[Records from a dataset]
==*==

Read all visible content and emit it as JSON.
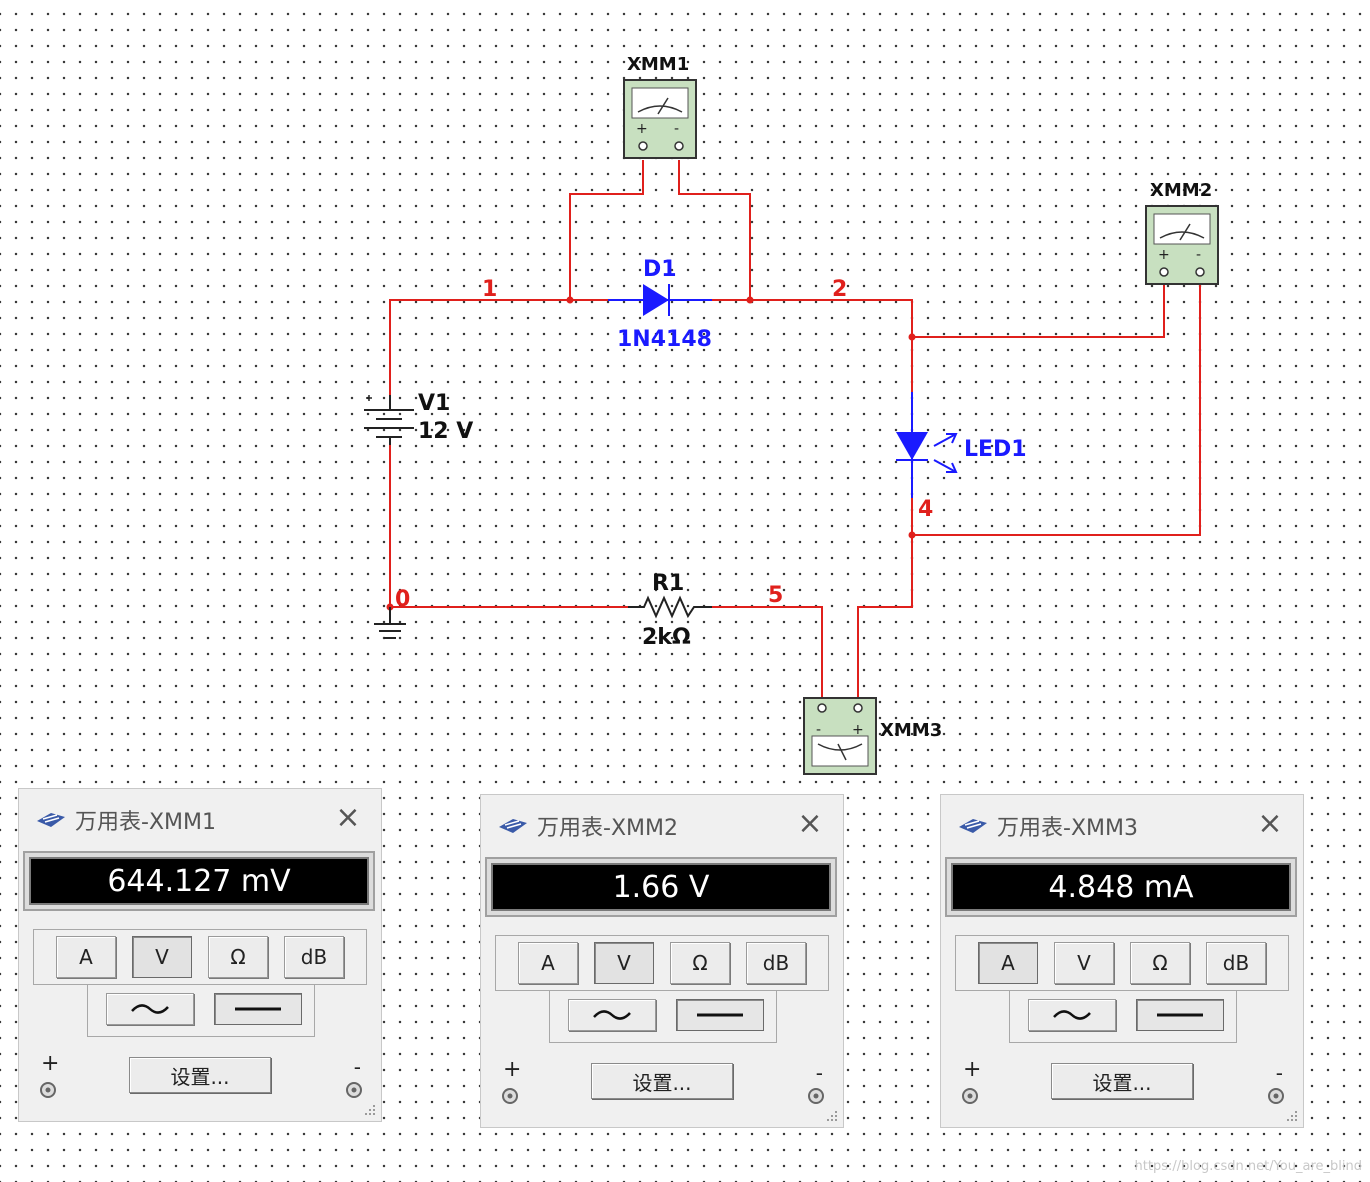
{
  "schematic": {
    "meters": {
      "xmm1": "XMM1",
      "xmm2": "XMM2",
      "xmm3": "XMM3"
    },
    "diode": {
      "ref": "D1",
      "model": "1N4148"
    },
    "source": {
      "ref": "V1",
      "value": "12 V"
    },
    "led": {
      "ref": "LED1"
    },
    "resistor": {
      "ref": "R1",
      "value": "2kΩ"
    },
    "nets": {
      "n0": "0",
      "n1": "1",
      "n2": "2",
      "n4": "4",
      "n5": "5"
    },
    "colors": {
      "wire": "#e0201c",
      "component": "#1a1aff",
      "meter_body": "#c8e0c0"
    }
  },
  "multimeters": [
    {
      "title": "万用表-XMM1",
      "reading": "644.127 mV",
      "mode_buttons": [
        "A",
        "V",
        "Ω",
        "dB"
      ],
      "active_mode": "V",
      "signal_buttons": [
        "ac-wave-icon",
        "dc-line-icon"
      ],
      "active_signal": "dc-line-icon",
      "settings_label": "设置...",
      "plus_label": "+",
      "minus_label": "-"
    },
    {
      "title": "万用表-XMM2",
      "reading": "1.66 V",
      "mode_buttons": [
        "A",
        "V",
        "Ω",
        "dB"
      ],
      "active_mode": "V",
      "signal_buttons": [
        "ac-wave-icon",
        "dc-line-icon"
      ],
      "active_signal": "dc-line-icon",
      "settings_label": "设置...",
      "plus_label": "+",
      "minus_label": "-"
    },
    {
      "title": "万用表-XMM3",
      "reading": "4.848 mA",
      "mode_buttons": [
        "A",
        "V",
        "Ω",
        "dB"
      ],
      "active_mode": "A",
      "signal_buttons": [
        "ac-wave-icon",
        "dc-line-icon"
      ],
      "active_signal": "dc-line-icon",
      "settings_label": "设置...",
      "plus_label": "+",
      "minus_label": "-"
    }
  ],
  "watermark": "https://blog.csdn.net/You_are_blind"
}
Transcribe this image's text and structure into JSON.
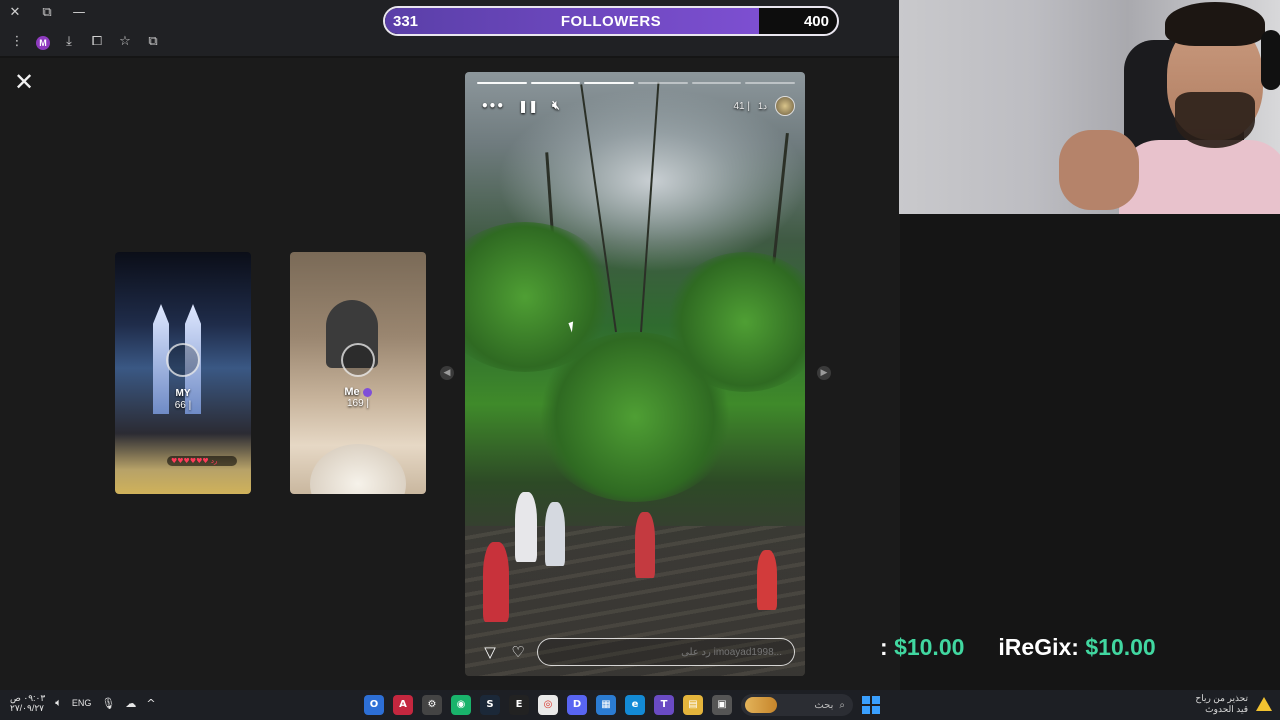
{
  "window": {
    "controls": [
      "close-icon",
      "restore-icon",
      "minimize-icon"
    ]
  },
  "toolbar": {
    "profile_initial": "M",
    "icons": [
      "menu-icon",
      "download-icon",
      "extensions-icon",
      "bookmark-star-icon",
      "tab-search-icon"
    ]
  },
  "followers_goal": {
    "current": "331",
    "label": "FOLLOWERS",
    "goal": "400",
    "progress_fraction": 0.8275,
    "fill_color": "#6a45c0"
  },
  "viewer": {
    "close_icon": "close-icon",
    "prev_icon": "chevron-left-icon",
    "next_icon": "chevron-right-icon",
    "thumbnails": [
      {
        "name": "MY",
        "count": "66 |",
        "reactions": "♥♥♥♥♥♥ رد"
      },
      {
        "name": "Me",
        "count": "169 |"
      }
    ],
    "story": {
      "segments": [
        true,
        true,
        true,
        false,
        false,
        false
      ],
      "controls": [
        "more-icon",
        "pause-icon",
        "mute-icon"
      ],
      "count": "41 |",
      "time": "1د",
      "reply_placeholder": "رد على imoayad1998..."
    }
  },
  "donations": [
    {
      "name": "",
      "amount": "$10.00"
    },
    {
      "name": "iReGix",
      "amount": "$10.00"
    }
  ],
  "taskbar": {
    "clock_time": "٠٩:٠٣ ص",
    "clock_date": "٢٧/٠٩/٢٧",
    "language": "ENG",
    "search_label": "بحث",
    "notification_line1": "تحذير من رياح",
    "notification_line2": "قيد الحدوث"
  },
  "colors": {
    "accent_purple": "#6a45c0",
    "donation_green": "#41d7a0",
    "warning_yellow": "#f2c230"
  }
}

==*==

Without the pictures, write out the whole listing above exactly as it appears.

__Exercise answer__.
Read all visible content and emit it as JSON.
{
  "schematic": {
    "meters": {
      "xmm1": "XMM1",
      "xmm2": "XMM2",
      "xmm3": "XMM3"
    },
    "diode": {
      "ref": "D1",
      "model": "1N4148"
    },
    "source": {
      "ref": "V1",
      "value": "12 V"
    },
    "led": {
      "ref": "LED1"
    },
    "resistor": {
      "ref": "R1",
      "value": "2kΩ"
    },
    "nets": {
      "n0": "0",
      "n1": "1",
      "n2": "2",
      "n4": "4",
      "n5": "5"
    },
    "colors": {
      "wire": "#e0201c",
      "component": "#1a1aff",
      "meter_body": "#c8e0c0"
    }
  },
  "multimeters": [
    {
      "title": "万用表-XMM1",
      "reading": "644.127 mV",
      "mode_buttons": [
        "A",
        "V",
        "Ω",
        "dB"
      ],
      "active_mode": "V",
      "signal_buttons": [
        "ac-wave-icon",
        "dc-line-icon"
      ],
      "active_signal": "dc-line-icon",
      "settings_label": "设置...",
      "plus_label": "+",
      "minus_label": "-"
    },
    {
      "title": "万用表-XMM2",
      "reading": "1.66 V",
      "mode_buttons": [
        "A",
        "V",
        "Ω",
        "dB"
      ],
      "active_mode": "V",
      "signal_buttons": [
        "ac-wave-icon",
        "dc-line-icon"
      ],
      "active_signal": "dc-line-icon",
      "settings_label": "设置...",
      "plus_label": "+",
      "minus_label": "-"
    },
    {
      "title": "万用表-XMM3",
      "reading": "4.848 mA",
      "mode_buttons": [
        "A",
        "V",
        "Ω",
        "dB"
      ],
      "active_mode": "A",
      "signal_buttons": [
        "ac-wave-icon",
        "dc-line-icon"
      ],
      "active_signal": "dc-line-icon",
      "settings_label": "设置...",
      "plus_label": "+",
      "minus_label": "-"
    }
  ],
  "watermark": "https://blog.csdn.net/You_are_blind"
}
Transcribe this image's text and structure into JSON.
{
  "window": {
    "controls": [
      "close-icon",
      "restore-icon",
      "minimize-icon"
    ]
  },
  "toolbar": {
    "profile_initial": "M",
    "icons": [
      "menu-icon",
      "download-icon",
      "extensions-icon",
      "bookmark-star-icon",
      "tab-search-icon"
    ]
  },
  "followers_goal": {
    "current": "331",
    "label": "FOLLOWERS",
    "goal": "400",
    "progress_fraction": 0.8275,
    "fill_color": "#6a45c0"
  },
  "viewer": {
    "close_icon": "close-icon",
    "prev_icon": "chevron-left-icon",
    "next_icon": "chevron-right-icon",
    "thumbnails": [
      {
        "name": "MY",
        "count": "66 |",
        "reactions": "♥♥♥♥♥♥ رد"
      },
      {
        "name": "Me",
        "count": "169 |"
      }
    ],
    "story": {
      "segments": [
        true,
        true,
        true,
        false,
        false,
        false
      ],
      "controls": [
        "more-icon",
        "pause-icon",
        "mute-icon"
      ],
      "count": "41 |",
      "time": "1د",
      "reply_placeholder": "رد على imoayad1998..."
    }
  },
  "donations": [
    {
      "name": "",
      "amount": "$10.00"
    },
    {
      "name": "iReGix",
      "amount": "$10.00"
    }
  ],
  "taskbar": {
    "clock_time": "٠٩:٠٣ ص",
    "clock_date": "٢٧/٠٩/٢٧",
    "language": "ENG",
    "search_label": "بحث",
    "notification_line1": "تحذير من رياح",
    "notification_line2": "قيد الحدوث"
  },
  "colors": {
    "accent_purple": "#6a45c0",
    "donation_green": "#41d7a0",
    "warning_yellow": "#f2c230"
  }
}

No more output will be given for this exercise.